● **Description of the task**: Search the entries for the word "document" and pull out each line that has it.

● **Stored records**:
+ + + + +

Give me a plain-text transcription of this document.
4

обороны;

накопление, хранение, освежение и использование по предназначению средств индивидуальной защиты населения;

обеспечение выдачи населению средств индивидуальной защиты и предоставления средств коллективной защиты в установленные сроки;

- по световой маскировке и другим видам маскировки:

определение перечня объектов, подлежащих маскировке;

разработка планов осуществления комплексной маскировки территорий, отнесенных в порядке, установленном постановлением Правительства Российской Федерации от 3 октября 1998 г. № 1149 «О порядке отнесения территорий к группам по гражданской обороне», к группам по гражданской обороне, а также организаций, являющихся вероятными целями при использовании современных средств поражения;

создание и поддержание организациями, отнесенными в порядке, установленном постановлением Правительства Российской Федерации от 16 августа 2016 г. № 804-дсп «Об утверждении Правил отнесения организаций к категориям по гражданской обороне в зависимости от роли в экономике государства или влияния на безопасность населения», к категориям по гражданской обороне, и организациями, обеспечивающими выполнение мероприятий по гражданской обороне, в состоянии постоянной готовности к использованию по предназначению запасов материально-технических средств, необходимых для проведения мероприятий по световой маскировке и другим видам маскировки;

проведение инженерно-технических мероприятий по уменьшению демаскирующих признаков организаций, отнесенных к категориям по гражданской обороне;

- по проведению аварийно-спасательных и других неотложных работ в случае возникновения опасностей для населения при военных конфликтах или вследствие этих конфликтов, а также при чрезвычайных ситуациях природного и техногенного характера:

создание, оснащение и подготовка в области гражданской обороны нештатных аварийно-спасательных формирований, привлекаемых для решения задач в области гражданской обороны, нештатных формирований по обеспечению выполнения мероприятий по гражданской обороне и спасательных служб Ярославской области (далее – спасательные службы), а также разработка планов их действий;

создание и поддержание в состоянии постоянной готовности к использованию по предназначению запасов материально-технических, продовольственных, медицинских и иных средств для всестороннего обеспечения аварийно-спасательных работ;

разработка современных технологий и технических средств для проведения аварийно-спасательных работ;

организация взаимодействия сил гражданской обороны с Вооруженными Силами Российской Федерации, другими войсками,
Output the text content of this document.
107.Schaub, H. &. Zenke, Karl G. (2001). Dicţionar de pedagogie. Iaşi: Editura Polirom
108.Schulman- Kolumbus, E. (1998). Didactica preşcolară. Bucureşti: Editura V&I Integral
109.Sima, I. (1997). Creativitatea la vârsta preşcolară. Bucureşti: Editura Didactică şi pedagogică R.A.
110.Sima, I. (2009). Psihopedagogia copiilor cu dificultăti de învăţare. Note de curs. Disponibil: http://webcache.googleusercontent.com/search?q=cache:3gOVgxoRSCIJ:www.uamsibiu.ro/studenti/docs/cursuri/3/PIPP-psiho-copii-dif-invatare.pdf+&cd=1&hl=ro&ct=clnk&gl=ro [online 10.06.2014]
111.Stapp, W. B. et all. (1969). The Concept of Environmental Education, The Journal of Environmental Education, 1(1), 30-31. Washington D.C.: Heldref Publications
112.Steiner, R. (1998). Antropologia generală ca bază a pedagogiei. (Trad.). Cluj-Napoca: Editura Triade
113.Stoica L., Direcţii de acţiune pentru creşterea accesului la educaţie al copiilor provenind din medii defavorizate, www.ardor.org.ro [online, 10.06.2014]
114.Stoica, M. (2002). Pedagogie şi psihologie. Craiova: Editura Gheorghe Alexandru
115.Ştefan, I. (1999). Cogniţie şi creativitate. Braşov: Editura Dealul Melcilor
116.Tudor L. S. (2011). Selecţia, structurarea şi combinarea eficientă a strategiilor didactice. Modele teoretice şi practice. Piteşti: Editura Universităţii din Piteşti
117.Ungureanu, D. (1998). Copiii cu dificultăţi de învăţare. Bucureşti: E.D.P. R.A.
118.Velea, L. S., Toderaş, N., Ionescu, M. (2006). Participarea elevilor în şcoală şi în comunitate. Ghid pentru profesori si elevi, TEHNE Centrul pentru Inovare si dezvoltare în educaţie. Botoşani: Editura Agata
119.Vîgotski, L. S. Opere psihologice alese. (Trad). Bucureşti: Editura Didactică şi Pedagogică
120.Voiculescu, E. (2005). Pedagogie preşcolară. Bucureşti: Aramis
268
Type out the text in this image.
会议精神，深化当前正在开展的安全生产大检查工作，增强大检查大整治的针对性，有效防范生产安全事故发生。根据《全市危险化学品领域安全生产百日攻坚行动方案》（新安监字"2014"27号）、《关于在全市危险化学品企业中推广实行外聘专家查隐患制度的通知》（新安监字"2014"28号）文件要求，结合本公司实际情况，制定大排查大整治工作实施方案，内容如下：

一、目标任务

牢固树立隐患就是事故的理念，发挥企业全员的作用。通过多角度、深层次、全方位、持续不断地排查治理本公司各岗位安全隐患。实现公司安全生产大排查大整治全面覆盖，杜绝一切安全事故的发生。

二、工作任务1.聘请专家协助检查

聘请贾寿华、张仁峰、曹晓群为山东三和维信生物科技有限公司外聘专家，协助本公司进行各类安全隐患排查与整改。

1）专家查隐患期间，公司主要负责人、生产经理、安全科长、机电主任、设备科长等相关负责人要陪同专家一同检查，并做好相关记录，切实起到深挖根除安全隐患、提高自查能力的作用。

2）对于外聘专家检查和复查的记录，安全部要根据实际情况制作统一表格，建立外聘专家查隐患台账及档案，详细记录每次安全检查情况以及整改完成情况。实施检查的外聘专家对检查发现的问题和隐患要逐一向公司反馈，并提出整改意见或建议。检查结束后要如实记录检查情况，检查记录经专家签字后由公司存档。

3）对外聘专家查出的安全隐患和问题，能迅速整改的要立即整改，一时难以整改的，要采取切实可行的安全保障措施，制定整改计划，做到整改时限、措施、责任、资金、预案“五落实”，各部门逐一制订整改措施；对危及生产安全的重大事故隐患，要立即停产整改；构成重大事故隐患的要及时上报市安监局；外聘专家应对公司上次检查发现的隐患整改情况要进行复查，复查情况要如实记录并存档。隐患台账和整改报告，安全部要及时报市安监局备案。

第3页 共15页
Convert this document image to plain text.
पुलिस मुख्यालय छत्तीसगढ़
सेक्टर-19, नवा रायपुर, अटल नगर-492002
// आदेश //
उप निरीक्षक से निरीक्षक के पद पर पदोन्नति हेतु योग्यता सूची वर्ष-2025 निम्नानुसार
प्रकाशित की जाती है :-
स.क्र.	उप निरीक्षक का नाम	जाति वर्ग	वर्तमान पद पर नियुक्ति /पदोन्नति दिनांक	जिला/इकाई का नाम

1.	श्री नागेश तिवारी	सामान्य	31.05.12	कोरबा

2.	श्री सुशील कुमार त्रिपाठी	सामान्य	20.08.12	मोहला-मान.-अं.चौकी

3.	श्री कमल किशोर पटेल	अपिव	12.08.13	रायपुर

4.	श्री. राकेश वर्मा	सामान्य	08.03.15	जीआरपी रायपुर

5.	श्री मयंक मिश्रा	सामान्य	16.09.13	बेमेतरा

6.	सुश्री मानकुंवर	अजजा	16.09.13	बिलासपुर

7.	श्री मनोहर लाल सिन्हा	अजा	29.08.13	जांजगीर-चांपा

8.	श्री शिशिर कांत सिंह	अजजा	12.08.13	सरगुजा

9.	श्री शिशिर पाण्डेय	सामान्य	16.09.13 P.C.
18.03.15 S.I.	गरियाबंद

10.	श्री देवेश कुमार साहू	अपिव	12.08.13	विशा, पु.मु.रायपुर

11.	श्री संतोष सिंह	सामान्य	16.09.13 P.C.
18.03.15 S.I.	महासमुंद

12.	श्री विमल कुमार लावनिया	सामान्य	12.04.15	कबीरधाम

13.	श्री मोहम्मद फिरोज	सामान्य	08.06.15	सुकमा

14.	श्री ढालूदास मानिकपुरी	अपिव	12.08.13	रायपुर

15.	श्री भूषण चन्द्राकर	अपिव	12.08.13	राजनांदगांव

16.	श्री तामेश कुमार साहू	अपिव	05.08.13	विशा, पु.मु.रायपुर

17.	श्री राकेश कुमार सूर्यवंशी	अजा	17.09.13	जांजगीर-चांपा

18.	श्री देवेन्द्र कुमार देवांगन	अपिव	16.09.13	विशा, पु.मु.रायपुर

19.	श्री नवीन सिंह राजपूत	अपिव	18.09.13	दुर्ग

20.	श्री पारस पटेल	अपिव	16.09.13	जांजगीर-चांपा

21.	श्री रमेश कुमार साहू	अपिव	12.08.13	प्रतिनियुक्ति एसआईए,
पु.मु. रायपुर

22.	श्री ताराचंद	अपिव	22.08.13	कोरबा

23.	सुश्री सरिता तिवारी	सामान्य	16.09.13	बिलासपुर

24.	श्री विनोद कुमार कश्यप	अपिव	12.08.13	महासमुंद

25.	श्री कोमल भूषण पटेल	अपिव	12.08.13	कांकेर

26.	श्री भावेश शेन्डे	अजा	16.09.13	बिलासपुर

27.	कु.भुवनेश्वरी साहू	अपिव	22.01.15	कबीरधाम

+ + + + +

● **The answer**:
Give me a plain-text transcription of this document.
Output the text content of this document.
Convert this document image to plain text.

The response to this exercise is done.